아래 항목의 줄을 모두 한 글자도 바꾸지 말고 다시 적되, 그림은 답에 넣지 마세요.

::::::::::

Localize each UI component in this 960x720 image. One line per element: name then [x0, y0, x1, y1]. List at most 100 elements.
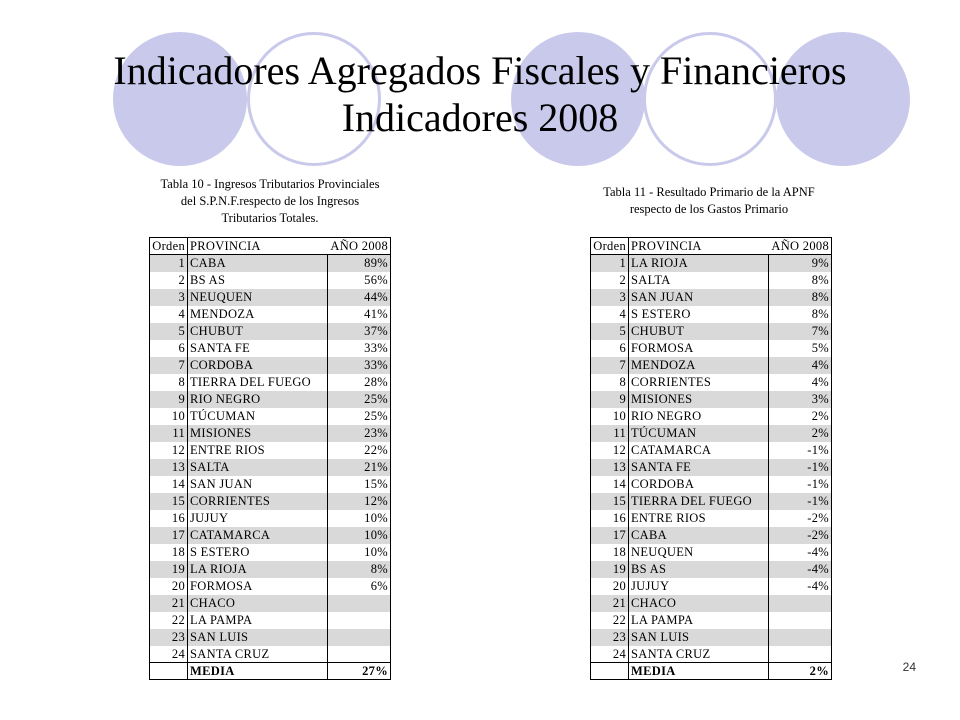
row-province: RIO NEGRO [628, 407, 769, 425]
decor-circle-filled [113, 32, 247, 166]
row-province: SALTA [628, 271, 769, 289]
row-province: SANTA FE [187, 339, 328, 357]
row-order: 1 [149, 254, 188, 272]
row-order: 12 [149, 441, 188, 459]
row-order: 4 [149, 305, 188, 323]
row-province: FORMOSA [628, 339, 769, 357]
row-value: 28% [327, 373, 391, 391]
row-province: CHUBUT [187, 322, 328, 340]
row-province: BS AS [628, 560, 769, 578]
row-province: NEUQUEN [628, 543, 769, 561]
row-province: CORRIENTES [187, 492, 328, 510]
table-row: 15 TIERRA DEL FUEGO -1% [590, 492, 832, 510]
row-order: 21 [590, 594, 629, 612]
row-province: ENTRE RIOS [628, 509, 769, 527]
row-order: 14 [590, 475, 629, 493]
table-row: 15 CORRIENTES 12% [149, 492, 391, 510]
row-value: -4% [768, 577, 832, 595]
table2-body: 1 LA RIOJA 9% 2 SALTA 8% 3 SAN JUAN 8% 4 S ESTERO 8… [590, 254, 832, 680]
row-province: CORRIENTES [628, 373, 769, 391]
table-row: 12 ENTRE RIOS 22% [149, 441, 391, 459]
row-order: 16 [590, 509, 629, 527]
table-row: 1 LA RIOJA 9% [590, 254, 832, 272]
table-row: 9 RIO NEGRO 25% [149, 390, 391, 408]
row-value: 23% [327, 424, 391, 442]
row-province: FORMOSA [187, 577, 328, 595]
row-province: JUJUY [187, 509, 328, 527]
header-order: Orden [149, 237, 188, 255]
row-value: 10% [327, 543, 391, 561]
table-row: 9 MISIONES 3% [590, 390, 832, 408]
table-row: 21 CHACO [149, 594, 391, 612]
row-province: SAN JUAN [187, 475, 328, 493]
row-value [327, 594, 391, 612]
table-row: 2 SALTA 8% [590, 271, 832, 289]
row-order: 5 [149, 322, 188, 340]
row-province: CABA [628, 526, 769, 544]
row-value: 7% [768, 322, 832, 340]
row-value: -1% [768, 458, 832, 476]
table-row: 11 TÚCUMAN 2% [590, 424, 832, 442]
table-row: 7 CORDOBA 33% [149, 356, 391, 374]
table-header-row: Orden PROVINCIA AÑO 2008 [149, 237, 391, 255]
table-row: 16 JUJUY 10% [149, 509, 391, 527]
table-row: 8 TIERRA DEL FUEGO 28% [149, 373, 391, 391]
row-value: 33% [327, 339, 391, 357]
row-order: 14 [149, 475, 188, 493]
row-province: LA PAMPA [628, 611, 769, 629]
row-order: 23 [590, 628, 629, 646]
row-value [768, 594, 832, 612]
row-province: JUJUY [628, 577, 769, 595]
header-province-label: PROVINCIA [631, 239, 702, 253]
row-province: TÚCUMAN [187, 407, 328, 425]
row-province: S ESTERO [628, 305, 769, 323]
table-row: 22 LA PAMPA [149, 611, 391, 629]
row-value: 21% [327, 458, 391, 476]
row-order: 9 [590, 390, 629, 408]
table-row: 20 FORMOSA 6% [149, 577, 391, 595]
row-province: SALTA [187, 458, 328, 476]
row-order: 2 [149, 271, 188, 289]
media-row: MEDIA 2% [590, 662, 832, 680]
row-province: TÚCUMAN [628, 424, 769, 442]
decor-circle-ring [247, 32, 381, 166]
table-row: 1 CABA 89% [149, 254, 391, 272]
row-province: BS AS [187, 271, 328, 289]
row-order: 21 [149, 594, 188, 612]
row-order: 11 [590, 424, 629, 442]
table-row: 14 SAN JUAN 15% [149, 475, 391, 493]
row-province: CABA [187, 254, 328, 272]
row-value: 8% [768, 271, 832, 289]
row-order: 20 [590, 577, 629, 595]
row-province: S ESTERO [187, 543, 328, 561]
row-order: 3 [590, 288, 629, 306]
row-order: 8 [590, 373, 629, 391]
slide-title: Indicadores Agregados Fiscales y Financi… [113, 48, 847, 93]
row-value: 37% [327, 322, 391, 340]
row-value: 2% [768, 424, 832, 442]
media-empty-cell [149, 662, 188, 680]
row-value: -1% [768, 441, 832, 459]
row-order: 11 [149, 424, 188, 442]
row-order: 20 [149, 577, 188, 595]
row-value: -4% [768, 543, 832, 561]
row-order: 5 [590, 322, 629, 340]
table-header-row: Orden PROVINCIA AÑO 2008 [590, 237, 832, 255]
table-row: 17 CABA -2% [590, 526, 832, 544]
row-order: 24 [590, 645, 629, 663]
row-value: 12% [327, 492, 391, 510]
row-order: 22 [590, 611, 629, 629]
table-row: 3 NEUQUEN 44% [149, 288, 391, 306]
row-value: 2% [768, 407, 832, 425]
table-row: 10 TÚCUMAN 25% [149, 407, 391, 425]
table-row: 13 SALTA 21% [149, 458, 391, 476]
table-row: 11 MISIONES 23% [149, 424, 391, 442]
row-value: 3% [768, 390, 832, 408]
row-order: 17 [149, 526, 188, 544]
table-row: 12 CATAMARCA -1% [590, 441, 832, 459]
row-province: CATAMARCA [187, 526, 328, 544]
row-province: MENDOZA [628, 356, 769, 374]
media-empty-cell [590, 662, 629, 680]
table-row: 8 CORRIENTES 4% [590, 373, 832, 391]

::::::::::

작업 답변:
Localize each UI component in this 960x720 image. One line per element: name then [x0, y0, x1, y1]. List at most 100 elements.
row-province: RIO NEGRO [628, 407, 769, 425]
decor-circle-filled [113, 32, 247, 166]
row-province: SALTA [628, 271, 769, 289]
row-province: SANTA FE [187, 339, 328, 357]
row-order: 1 [149, 254, 188, 272]
row-order: 12 [149, 441, 188, 459]
row-order: 4 [149, 305, 188, 323]
row-province: FORMOSA [628, 339, 769, 357]
row-value: 28% [327, 373, 391, 391]
row-province: CHUBUT [187, 322, 328, 340]
row-province: BS AS [628, 560, 769, 578]
row-province: NEUQUEN [628, 543, 769, 561]
row-province: CORRIENTES [187, 492, 328, 510]
table-row: 15 TIERRA DEL FUEGO -1% [590, 492, 832, 510]
row-order: 21 [590, 594, 629, 612]
row-province: ENTRE RIOS [628, 509, 769, 527]
row-order: 14 [590, 475, 629, 493]
table-row: 15 CORRIENTES 12% [149, 492, 391, 510]
row-value: -4% [768, 577, 832, 595]
table2-body: 1 LA RIOJA 9% 2 SALTA 8% 3 SAN JUAN 8% 4 S ESTERO 8… [590, 254, 832, 680]
row-province: CORRIENTES [628, 373, 769, 391]
table-row: 12 ENTRE RIOS 22% [149, 441, 391, 459]
row-order: 16 [590, 509, 629, 527]
table-row: 1 LA RIOJA 9% [590, 254, 832, 272]
table-row: 9 RIO NEGRO 25% [149, 390, 391, 408]
row-value: 23% [327, 424, 391, 442]
row-province: FORMOSA [187, 577, 328, 595]
row-province: JUJUY [187, 509, 328, 527]
header-order: Orden [149, 237, 188, 255]
row-value: 10% [327, 543, 391, 561]
table-row: 9 MISIONES 3% [590, 390, 832, 408]
table-row: 21 CHACO [149, 594, 391, 612]
row-province: SAN JUAN [187, 475, 328, 493]
row-value [327, 594, 391, 612]
table-row: 2 SALTA 8% [590, 271, 832, 289]
row-order: 5 [149, 322, 188, 340]
row-province: CABA [628, 526, 769, 544]
row-value: 7% [768, 322, 832, 340]
row-value: -1% [768, 458, 832, 476]
table-row: 11 TÚCUMAN 2% [590, 424, 832, 442]
table-row: 7 CORDOBA 33% [149, 356, 391, 374]
table-header-row: Orden PROVINCIA AÑO 2008 [149, 237, 391, 255]
table-row: 16 JUJUY 10% [149, 509, 391, 527]
table-row: 8 TIERRA DEL FUEGO 28% [149, 373, 391, 391]
row-value: 33% [327, 339, 391, 357]
row-order: 14 [149, 475, 188, 493]
row-province: LA PAMPA [628, 611, 769, 629]
row-order: 23 [590, 628, 629, 646]
row-value [768, 594, 832, 612]
row-province: JUJUY [628, 577, 769, 595]
header-province-label: PROVINCIA [631, 239, 702, 253]
row-province: TÚCUMAN [187, 407, 328, 425]
row-province: S ESTERO [628, 305, 769, 323]
table-row: 22 LA PAMPA [149, 611, 391, 629]
row-value: 21% [327, 458, 391, 476]
row-order: 9 [590, 390, 629, 408]
table-row: 20 FORMOSA 6% [149, 577, 391, 595]
row-province: SALTA [187, 458, 328, 476]
row-order: 2 [149, 271, 188, 289]
media-row: MEDIA 2% [590, 662, 832, 680]
row-province: TÚCUMAN [628, 424, 769, 442]
decor-circle-ring [247, 32, 381, 166]
table-row: 1 CABA 89% [149, 254, 391, 272]
row-province: BS AS [187, 271, 328, 289]
row-order: 21 [149, 594, 188, 612]
row-order: 11 [590, 424, 629, 442]
table-row: 14 SAN JUAN 15% [149, 475, 391, 493]
row-province: CABA [187, 254, 328, 272]
row-value: 8% [768, 271, 832, 289]
row-order: 20 [590, 577, 629, 595]
row-province: S ESTERO [187, 543, 328, 561]
row-order: 3 [590, 288, 629, 306]
row-order: 8 [590, 373, 629, 391]
slide-title: Indicadores Agregados Fiscales y Financi… [113, 48, 847, 93]
row-value: 37% [327, 322, 391, 340]
row-value: 2% [768, 424, 832, 442]
media-empty-cell [149, 662, 188, 680]
row-value: -1% [768, 441, 832, 459]
row-order: 11 [149, 424, 188, 442]
row-order: 20 [149, 577, 188, 595]
row-value: -4% [768, 543, 832, 561]
row-order: 5 [590, 322, 629, 340]
table-header-row: Orden PROVINCIA AÑO 2008 [590, 237, 832, 255]
table-row: 17 CABA -2% [590, 526, 832, 544]
row-order: 24 [590, 645, 629, 663]
row-value: 12% [327, 492, 391, 510]
row-order: 22 [590, 611, 629, 629]
table-row: 3 NEUQUEN 44% [149, 288, 391, 306]
row-value: 2% [768, 407, 832, 425]
table-row: 10 TÚCUMAN 25% [149, 407, 391, 425]
table-row: 13 SALTA 21% [149, 458, 391, 476]
table-row: 11 MISIONES 23% [149, 424, 391, 442]
row-value: 3% [768, 390, 832, 408]
row-order: 17 [149, 526, 188, 544]
table-row: 12 CATAMARCA -1% [590, 441, 832, 459]
row-province: CATAMARCA [187, 526, 328, 544]
row-province: MENDOZA [628, 356, 769, 374]
media-empty-cell [590, 662, 629, 680]
table-row: 8 CORRIENTES 4% [590, 373, 832, 391]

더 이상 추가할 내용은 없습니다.